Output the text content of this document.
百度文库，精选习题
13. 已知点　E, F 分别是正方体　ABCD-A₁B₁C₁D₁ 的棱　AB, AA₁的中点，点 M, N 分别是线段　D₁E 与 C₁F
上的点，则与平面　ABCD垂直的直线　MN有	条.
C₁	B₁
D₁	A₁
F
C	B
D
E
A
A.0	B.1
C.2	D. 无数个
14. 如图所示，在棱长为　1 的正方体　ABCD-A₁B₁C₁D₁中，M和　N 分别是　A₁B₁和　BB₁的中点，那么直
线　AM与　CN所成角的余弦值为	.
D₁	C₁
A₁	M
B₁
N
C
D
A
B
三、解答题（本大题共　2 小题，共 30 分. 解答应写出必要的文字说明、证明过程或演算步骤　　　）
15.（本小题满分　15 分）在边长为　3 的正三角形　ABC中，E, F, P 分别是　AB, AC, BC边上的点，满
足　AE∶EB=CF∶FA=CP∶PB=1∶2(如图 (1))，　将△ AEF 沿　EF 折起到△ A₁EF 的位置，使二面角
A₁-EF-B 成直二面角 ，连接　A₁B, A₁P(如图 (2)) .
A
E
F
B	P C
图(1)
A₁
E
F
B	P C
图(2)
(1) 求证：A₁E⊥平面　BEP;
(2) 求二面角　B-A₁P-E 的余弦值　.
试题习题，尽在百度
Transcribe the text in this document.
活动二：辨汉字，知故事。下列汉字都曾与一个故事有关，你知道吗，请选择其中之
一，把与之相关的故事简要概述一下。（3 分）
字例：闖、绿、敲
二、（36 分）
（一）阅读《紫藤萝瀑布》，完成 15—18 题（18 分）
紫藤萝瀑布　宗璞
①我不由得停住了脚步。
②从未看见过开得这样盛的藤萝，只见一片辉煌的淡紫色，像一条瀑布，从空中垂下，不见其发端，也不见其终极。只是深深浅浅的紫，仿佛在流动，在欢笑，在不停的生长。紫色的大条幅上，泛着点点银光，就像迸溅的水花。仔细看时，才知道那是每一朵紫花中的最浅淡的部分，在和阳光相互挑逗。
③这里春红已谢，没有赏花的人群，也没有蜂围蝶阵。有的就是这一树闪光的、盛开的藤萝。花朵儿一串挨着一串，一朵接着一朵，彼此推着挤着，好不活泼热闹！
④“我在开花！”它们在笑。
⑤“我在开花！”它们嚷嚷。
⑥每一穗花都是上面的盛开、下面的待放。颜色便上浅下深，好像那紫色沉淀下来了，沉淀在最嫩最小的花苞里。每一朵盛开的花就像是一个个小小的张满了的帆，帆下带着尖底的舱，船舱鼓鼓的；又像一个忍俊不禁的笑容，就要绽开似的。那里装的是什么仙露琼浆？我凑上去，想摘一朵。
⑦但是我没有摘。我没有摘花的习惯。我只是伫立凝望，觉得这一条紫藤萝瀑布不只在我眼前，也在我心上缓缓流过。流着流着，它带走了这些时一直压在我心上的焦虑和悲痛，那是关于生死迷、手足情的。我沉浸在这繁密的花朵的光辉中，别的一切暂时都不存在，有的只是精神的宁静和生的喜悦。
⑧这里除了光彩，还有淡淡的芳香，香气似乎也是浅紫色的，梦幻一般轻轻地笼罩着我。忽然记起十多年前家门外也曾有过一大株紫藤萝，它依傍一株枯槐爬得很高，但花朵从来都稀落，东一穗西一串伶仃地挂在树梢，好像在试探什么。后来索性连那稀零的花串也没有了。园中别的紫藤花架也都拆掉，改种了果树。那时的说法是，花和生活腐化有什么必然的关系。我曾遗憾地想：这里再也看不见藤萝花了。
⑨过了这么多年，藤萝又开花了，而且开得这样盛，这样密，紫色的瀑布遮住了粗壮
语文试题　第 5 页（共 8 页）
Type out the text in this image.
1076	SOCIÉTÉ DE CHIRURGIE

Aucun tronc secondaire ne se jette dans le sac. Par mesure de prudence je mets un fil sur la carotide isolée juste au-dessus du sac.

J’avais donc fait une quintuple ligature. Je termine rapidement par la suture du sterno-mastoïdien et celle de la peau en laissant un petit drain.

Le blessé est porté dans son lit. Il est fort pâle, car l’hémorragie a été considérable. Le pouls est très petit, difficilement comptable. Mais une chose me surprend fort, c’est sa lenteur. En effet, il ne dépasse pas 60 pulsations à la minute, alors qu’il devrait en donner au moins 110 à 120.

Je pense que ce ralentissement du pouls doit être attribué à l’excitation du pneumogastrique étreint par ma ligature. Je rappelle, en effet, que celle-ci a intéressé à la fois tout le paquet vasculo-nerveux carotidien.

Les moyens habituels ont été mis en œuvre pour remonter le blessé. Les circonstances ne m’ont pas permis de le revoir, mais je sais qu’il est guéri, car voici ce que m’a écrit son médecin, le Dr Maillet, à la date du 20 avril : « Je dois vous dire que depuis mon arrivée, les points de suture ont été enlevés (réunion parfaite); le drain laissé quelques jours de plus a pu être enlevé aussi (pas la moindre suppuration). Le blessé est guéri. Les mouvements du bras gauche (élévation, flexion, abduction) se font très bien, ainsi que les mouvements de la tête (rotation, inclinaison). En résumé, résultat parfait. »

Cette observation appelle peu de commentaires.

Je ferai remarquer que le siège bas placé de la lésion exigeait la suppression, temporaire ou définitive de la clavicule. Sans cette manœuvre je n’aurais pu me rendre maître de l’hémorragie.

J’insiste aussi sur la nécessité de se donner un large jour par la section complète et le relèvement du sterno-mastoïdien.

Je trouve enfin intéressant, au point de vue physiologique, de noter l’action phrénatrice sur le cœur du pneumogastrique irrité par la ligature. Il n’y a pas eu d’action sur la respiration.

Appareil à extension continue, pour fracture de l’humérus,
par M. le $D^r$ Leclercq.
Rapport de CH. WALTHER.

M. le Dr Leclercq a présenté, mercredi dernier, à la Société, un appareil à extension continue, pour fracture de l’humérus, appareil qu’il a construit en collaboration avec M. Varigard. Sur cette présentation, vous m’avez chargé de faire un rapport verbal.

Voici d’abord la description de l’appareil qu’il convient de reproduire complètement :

::::::::

■ **SET EXERCISE**
Restate the listing above word for word.

■ **SOLUTION FOR THIS TASK**
Output the text content of this document.
百度文库，精选习题
13. 已知点　E, F 分别是正方体　ABCD-A₁B₁C₁D₁ 的棱　AB, AA₁的中点，点 M, N 分别是线段　D₁E 与 C₁F
上的点，则与平面　ABCD垂直的直线　MN有	条.
C₁	B₁
D₁	A₁
F
C	B
D
E
A
A.0	B.1
C.2	D. 无数个
14. 如图所示，在棱长为　1 的正方体　ABCD-A₁B₁C₁D₁中，M和　N 分别是　A₁B₁和　BB₁的中点，那么直
线　AM与　CN所成角的余弦值为	.
D₁	C₁
A₁	M
B₁
N
C
D
A
B
三、解答题（本大题共　2 小题，共 30 分. 解答应写出必要的文字说明、证明过程或演算步骤　　　）
15.（本小题满分　15 分）在边长为　3 的正三角形　ABC中，E, F, P 分别是　AB, AC, BC边上的点，满
足　AE∶EB=CF∶FA=CP∶PB=1∶2(如图 (1))，　将△ AEF 沿　EF 折起到△ A₁EF 的位置，使二面角
A₁-EF-B 成直二面角 ，连接　A₁B, A₁P(如图 (2)) .
A
E
F
B	P C
图(1)
A₁
E
F
B	P C
图(2)
(1) 求证：A₁E⊥平面　BEP;
(2) 求二面角　B-A₁P-E 的余弦值　.
试题习题，尽在百度
Transcribe the text in this document.
活动二：辨汉字，知故事。下列汉字都曾与一个故事有关，你知道吗，请选择其中之
一，把与之相关的故事简要概述一下。（3 分）
字例：闖、绿、敲
二、（36 分）
（一）阅读《紫藤萝瀑布》，完成 15—18 题（18 分）
紫藤萝瀑布　宗璞
①我不由得停住了脚步。
②从未看见过开得这样盛的藤萝，只见一片辉煌的淡紫色，像一条瀑布，从空中垂下，不见其发端，也不见其终极。只是深深浅浅的紫，仿佛在流动，在欢笑，在不停的生长。紫色的大条幅上，泛着点点银光，就像迸溅的水花。仔细看时，才知道那是每一朵紫花中的最浅淡的部分，在和阳光相互挑逗。
③这里春红已谢，没有赏花的人群，也没有蜂围蝶阵。有的就是这一树闪光的、盛开的藤萝。花朵儿一串挨着一串，一朵接着一朵，彼此推着挤着，好不活泼热闹！
④“我在开花！”它们在笑。
⑤“我在开花！”它们嚷嚷。
⑥每一穗花都是上面的盛开、下面的待放。颜色便上浅下深，好像那紫色沉淀下来了，沉淀在最嫩最小的花苞里。每一朵盛开的花就像是一个个小小的张满了的帆，帆下带着尖底的舱，船舱鼓鼓的；又像一个忍俊不禁的笑容，就要绽开似的。那里装的是什么仙露琼浆？我凑上去，想摘一朵。
⑦但是我没有摘。我没有摘花的习惯。我只是伫立凝望，觉得这一条紫藤萝瀑布不只在我眼前，也在我心上缓缓流过。流着流着，它带走了这些时一直压在我心上的焦虑和悲痛，那是关于生死迷、手足情的。我沉浸在这繁密的花朵的光辉中，别的一切暂时都不存在，有的只是精神的宁静和生的喜悦。
⑧这里除了光彩，还有淡淡的芳香，香气似乎也是浅紫色的，梦幻一般轻轻地笼罩着我。忽然记起十多年前家门外也曾有过一大株紫藤萝，它依傍一株枯槐爬得很高，但花朵从来都稀落，东一穗西一串伶仃地挂在树梢，好像在试探什么。后来索性连那稀零的花串也没有了。园中别的紫藤花架也都拆掉，改种了果树。那时的说法是，花和生活腐化有什么必然的关系。我曾遗憾地想：这里再也看不见藤萝花了。
⑨过了这么多年，藤萝又开花了，而且开得这样盛，这样密，紫色的瀑布遮住了粗壮
语文试题　第 5 页（共 8 页）
Type out the text in this image.
1076	SOCIÉTÉ DE CHIRURGIE

Aucun tronc secondaire ne se jette dans le sac. Par mesure de prudence je mets un fil sur la carotide isolée juste au-dessus du sac.

J’avais donc fait une quintuple ligature. Je termine rapidement par la suture du sterno-mastoïdien et celle de la peau en laissant un petit drain.

Le blessé est porté dans son lit. Il est fort pâle, car l’hémorragie a été considérable. Le pouls est très petit, difficilement comptable. Mais une chose me surprend fort, c’est sa lenteur. En effet, il ne dépasse pas 60 pulsations à la minute, alors qu’il devrait en donner au moins 110 à 120.

Je pense que ce ralentissement du pouls doit être attribué à l’excitation du pneumogastrique étreint par ma ligature. Je rappelle, en effet, que celle-ci a intéressé à la fois tout le paquet vasculo-nerveux carotidien.

Les moyens habituels ont été mis en œuvre pour remonter le blessé. Les circonstances ne m’ont pas permis de le revoir, mais je sais qu’il est guéri, car voici ce que m’a écrit son médecin, le Dr Maillet, à la date du 20 avril : « Je dois vous dire que depuis mon arrivée, les points de suture ont été enlevés (réunion parfaite); le drain laissé quelques jours de plus a pu être enlevé aussi (pas la moindre suppuration). Le blessé est guéri. Les mouvements du bras gauche (élévation, flexion, abduction) se font très bien, ainsi que les mouvements de la tête (rotation, inclinaison). En résumé, résultat parfait. »

Cette observation appelle peu de commentaires.

Je ferai remarquer que le siège bas placé de la lésion exigeait la suppression, temporaire ou définitive de la clavicule. Sans cette manœuvre je n’aurais pu me rendre maître de l’hémorragie.

J’insiste aussi sur la nécessité de se donner un large jour par la section complète et le relèvement du sterno-mastoïdien.

Je trouve enfin intéressant, au point de vue physiologique, de noter l’action phrénatrice sur le cœur du pneumogastrique irrité par la ligature. Il n’y a pas eu d’action sur la respiration.

Appareil à extension continue, pour fracture de l’humérus,
par M. le $D^r$ Leclercq.
Rapport de CH. WALTHER.

M. le Dr Leclercq a présenté, mercredi dernier, à la Société, un appareil à extension continue, pour fracture de l’humérus, appareil qu’il a construit en collaboration avec M. Varigard. Sur cette présentation, vous m’avez chargé de faire un rapport verbal.

Voici d’abord la description de l’appareil qu’il convient de reproduire complètement :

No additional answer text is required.